*SUPPLIED TEXT*.
I am going to decline the suggestion of a 2nd party and have strong words with him when he gets back.

Edited

Literally no words! And I'm sorry but in your position, I would be questioning my dh's morals as well. Blood isn't always thicker than water and this is just pure wrong on every level and the fact her doesn't see that objectively is highly concerning.

SheilaFentiman · 20/11/2025 18:19

Surely you can’t have either pair of kids to a party as neither pair know and your DC may something??

jojobooh · 20/11/2025 18:19

Sorry I meant he lives in his own house in a town that is between the two mothers.
He turns his phone of when he with one of the mothers so the other dosent call.

OP posts:
MaggiesShadow · 20/11/2025 18:20

@jojobooh I think it's worth reiterating that as bad as BIL and this mess is, your dh sounds absolutely vile and I'd be questioning if I wanted myself and my children around someone who's "nasty" in defense of his gross brother and the way he's messing around his children and these women.

SheilaFentiman · 20/11/2025 18:21

Again - if your OH thinks mother of the middle two kids is so terrible, surely he condemns Dbro for still sleeping with her…?

MCF86 · 20/11/2025 18:22

I was also going to mention that you have, more than once, said your OH gets nasty when defending this shit show.
What does nasty look like?

I can't believe nobody has pointed out to BIL that this just isn't feasible long term!

dapsnotplimsolls · 20/11/2025 18:24

Someone needs a vasectomy.

Zippedydodah · 20/11/2025 18:28

Dontbeme · 20/11/2025 16:27

Are you not the tinest bit worried that your husband, his parents, his siblings and seemingly extended family are all willing to lie and collude to hide affairs and keep children secret? Do you not think that one day you will be on the receiving end of this treatment OP, that your children will be treated like this and lied to? I would be getting out of this shitshow as fast as my size six feet would carry me. Those poor kids being dragged through life by a sexually incontinent waste of skin and his awful family.

Edited

I completely agree, a first class shitshow.
I’d leave them to it, it’s utterly ridiculous, like something from Jeremy Kyle.

jojobooh · 20/11/2025 18:28

OH gets nasty in terms that he talks to me in quite a belittling way, patronises me and raises his voice.

He can actually be quite verbally abusive to me and has a really evil/bullying side to him.

Our relationship is far from ideal/perfect but that is a whole different thread.

I will be talking to him tonight when DC go to bed.

OP posts:
Millytante · 20/11/2025 18:29

pinkyredrose · 20/11/2025 17:51

OH's reasoning is "because the ex is an alcoholic my brother had the right to do what he wanted and it's her fault for making him so unhappy".

*WHAT YOU NEED TO DO*.
#1 Rewrite the forum thread starting with "OH gets nasty in" and going on through "side to him.", putting "condescending" in place of "belittling".
#2 In the forum thread, what reason does the post beginning "Sorry I meant he lives in his own house" give for him turning his phone off when he is with one of the mothers?
#3 Translate this sentence from the forum thread into Spanish: "Our relationship is far from ideal/perfect but that is a whole different thread."
The data after this plays no part in the work here.

*DATA*.

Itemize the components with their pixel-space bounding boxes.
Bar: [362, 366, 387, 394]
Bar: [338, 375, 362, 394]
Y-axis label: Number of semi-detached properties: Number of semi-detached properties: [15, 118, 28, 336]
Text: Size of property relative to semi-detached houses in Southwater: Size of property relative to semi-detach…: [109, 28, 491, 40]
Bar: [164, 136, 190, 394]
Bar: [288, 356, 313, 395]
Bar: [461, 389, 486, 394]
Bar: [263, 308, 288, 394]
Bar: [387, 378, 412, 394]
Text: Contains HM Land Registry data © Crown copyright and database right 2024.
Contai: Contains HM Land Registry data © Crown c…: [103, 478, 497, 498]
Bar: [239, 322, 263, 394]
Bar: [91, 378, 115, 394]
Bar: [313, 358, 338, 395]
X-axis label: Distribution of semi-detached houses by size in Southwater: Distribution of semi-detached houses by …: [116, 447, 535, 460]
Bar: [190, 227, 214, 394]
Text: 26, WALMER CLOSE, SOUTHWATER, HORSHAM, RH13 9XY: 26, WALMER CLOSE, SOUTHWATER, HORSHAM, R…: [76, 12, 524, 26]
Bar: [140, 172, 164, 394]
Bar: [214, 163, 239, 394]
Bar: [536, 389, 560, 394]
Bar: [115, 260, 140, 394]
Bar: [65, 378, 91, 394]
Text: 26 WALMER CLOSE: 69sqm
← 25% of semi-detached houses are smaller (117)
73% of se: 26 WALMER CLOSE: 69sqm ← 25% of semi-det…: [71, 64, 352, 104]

*RESULTS OF THE EXERCISE*.
#1
OH gets nasty in terms that he talks to me in quite a condescending way, patronises me and raises his voice.

He can actually be quite verbally abusive to me and has a really evil/bullying side to him.

#2 He turns it off so that the other mother doesn't call.

#3 Nuestra relación está lejos de ser ideal/perfecta, pero ese es otro hilo completamente distinto.